TASK INSTRUCTIONS
List every line in this data where the string "business" occurs.

DATA ENTRIES

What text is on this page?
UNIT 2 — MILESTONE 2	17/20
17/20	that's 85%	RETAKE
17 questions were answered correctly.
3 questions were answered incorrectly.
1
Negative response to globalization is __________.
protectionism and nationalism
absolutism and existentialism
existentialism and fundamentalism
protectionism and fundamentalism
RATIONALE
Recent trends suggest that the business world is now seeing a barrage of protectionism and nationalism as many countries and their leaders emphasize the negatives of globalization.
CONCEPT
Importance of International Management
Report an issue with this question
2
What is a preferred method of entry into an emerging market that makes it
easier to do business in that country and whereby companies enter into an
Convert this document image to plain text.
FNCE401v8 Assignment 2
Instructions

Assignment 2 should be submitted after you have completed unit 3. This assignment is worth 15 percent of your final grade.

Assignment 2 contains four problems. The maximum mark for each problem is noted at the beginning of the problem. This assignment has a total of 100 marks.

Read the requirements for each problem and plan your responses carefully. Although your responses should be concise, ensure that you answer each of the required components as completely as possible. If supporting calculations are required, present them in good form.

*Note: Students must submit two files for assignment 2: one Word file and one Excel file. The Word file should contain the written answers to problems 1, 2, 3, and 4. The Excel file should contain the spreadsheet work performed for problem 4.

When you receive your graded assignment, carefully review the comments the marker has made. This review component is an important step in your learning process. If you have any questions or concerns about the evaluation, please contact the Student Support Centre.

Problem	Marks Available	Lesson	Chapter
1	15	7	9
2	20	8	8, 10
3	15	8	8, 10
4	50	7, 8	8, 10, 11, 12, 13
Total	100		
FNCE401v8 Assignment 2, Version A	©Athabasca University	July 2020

TASK RESPONSE
Recent trends suggest that the business world is now seeing a barrage of protectionism and nationalism as many countries and their leaders emphasize the negatives of globalization.
easier to do business in that country and whereby companies enter into an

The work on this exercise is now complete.